▶ _YOUR TASK_
Extract every line that contains the word "income".

▶ _RECORDED INFORMATION_
──────────────────────────────

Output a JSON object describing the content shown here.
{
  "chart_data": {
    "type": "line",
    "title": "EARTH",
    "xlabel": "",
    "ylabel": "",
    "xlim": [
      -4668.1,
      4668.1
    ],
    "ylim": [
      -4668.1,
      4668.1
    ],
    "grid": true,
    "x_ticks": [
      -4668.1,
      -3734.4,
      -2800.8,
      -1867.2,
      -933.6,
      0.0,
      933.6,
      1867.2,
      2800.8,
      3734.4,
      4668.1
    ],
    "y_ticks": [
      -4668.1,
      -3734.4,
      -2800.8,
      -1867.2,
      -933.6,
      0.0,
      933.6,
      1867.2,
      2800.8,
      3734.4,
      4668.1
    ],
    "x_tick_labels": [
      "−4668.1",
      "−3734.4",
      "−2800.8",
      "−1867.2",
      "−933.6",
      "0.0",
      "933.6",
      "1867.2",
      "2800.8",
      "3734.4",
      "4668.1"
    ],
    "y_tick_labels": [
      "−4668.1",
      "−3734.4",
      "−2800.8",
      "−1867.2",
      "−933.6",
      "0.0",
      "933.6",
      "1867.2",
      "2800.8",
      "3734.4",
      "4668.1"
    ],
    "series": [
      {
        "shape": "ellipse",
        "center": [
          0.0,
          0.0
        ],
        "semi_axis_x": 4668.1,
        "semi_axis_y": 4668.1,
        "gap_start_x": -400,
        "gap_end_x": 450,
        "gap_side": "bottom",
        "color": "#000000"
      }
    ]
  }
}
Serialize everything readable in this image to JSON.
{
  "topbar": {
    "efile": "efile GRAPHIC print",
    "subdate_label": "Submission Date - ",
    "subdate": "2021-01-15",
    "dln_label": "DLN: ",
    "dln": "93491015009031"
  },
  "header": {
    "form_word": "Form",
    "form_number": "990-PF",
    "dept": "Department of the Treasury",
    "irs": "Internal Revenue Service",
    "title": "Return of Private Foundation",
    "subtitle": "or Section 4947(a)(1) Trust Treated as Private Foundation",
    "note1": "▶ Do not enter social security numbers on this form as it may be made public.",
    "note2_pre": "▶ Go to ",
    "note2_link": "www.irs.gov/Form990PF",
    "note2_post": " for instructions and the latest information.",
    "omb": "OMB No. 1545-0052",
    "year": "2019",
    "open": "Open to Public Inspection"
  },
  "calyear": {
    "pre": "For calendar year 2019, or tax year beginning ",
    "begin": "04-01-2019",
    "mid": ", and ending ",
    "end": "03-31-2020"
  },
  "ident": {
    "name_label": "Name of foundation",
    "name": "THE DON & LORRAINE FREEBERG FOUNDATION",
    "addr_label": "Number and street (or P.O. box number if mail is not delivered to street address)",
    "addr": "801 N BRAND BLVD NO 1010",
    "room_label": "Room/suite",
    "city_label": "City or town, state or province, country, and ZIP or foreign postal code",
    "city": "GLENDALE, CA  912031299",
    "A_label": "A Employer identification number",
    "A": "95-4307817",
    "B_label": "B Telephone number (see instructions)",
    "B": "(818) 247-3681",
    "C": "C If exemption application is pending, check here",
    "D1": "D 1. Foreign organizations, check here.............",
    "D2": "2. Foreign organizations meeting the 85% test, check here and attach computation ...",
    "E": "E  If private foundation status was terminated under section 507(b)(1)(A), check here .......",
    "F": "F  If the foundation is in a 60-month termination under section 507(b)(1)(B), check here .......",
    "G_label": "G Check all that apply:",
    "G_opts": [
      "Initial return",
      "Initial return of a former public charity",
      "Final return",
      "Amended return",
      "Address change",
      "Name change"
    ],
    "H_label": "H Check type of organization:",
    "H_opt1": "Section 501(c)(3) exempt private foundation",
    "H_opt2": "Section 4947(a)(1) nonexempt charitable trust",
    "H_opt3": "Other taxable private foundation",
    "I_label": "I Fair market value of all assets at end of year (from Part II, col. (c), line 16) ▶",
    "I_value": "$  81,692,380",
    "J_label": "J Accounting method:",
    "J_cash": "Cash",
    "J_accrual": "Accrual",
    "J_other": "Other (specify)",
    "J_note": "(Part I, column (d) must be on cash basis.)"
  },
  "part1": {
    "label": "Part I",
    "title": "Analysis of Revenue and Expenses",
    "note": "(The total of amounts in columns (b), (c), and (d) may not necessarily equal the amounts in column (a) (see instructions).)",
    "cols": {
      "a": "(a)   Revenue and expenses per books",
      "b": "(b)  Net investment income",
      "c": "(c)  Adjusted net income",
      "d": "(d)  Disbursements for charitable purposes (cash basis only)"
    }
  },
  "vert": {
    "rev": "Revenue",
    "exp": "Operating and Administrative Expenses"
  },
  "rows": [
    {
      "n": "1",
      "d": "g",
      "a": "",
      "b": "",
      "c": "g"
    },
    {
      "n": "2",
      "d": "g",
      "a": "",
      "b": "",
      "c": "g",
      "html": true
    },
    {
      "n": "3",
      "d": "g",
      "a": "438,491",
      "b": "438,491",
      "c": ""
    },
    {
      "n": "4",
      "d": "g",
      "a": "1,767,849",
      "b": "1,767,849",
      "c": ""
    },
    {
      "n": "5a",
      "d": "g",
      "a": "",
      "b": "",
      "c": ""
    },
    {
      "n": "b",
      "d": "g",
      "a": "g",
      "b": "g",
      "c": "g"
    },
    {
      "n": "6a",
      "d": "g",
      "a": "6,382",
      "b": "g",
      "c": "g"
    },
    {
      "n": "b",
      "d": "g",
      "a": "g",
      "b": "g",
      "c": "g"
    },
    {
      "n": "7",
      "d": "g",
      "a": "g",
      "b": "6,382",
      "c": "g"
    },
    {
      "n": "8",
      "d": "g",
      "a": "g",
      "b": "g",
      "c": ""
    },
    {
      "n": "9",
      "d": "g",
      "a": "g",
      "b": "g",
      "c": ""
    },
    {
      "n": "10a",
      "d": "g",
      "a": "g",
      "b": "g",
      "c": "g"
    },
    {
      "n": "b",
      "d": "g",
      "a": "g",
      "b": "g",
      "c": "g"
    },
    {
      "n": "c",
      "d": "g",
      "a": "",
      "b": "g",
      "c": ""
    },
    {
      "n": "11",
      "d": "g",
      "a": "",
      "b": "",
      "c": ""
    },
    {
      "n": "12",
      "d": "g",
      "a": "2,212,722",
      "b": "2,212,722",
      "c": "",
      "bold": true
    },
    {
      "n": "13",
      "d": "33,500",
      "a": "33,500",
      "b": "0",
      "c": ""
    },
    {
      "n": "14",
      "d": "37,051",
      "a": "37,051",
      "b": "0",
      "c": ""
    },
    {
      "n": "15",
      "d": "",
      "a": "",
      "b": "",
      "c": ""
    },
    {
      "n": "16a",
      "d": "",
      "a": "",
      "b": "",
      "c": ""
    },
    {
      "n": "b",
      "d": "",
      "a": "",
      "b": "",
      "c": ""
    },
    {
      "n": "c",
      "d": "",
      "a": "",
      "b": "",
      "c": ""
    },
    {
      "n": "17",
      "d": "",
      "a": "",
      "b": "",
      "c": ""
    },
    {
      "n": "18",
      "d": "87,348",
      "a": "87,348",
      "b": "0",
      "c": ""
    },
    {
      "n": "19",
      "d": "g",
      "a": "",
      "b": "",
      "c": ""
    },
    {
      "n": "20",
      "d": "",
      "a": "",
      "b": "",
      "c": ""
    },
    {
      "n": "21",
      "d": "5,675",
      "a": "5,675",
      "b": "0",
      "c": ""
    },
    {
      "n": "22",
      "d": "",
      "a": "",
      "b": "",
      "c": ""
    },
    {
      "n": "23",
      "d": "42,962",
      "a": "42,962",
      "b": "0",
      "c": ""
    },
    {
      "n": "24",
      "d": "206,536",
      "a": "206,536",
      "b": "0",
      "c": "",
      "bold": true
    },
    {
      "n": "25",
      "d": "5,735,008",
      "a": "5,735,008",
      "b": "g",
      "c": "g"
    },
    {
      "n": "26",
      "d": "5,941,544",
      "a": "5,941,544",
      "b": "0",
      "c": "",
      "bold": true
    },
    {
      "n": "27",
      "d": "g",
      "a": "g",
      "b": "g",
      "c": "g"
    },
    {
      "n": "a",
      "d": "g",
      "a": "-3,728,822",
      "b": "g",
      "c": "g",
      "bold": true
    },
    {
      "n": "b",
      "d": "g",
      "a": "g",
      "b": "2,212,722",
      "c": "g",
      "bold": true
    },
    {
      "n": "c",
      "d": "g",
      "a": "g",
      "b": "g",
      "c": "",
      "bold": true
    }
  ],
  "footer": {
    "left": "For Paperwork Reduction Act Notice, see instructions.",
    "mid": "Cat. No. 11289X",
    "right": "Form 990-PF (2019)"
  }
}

──────────────────────────────

▶ _ANSWER TO THE PROBLEM_
      "b": "(b)  Net investment income",
      "c": "(c)  Adjusted net income",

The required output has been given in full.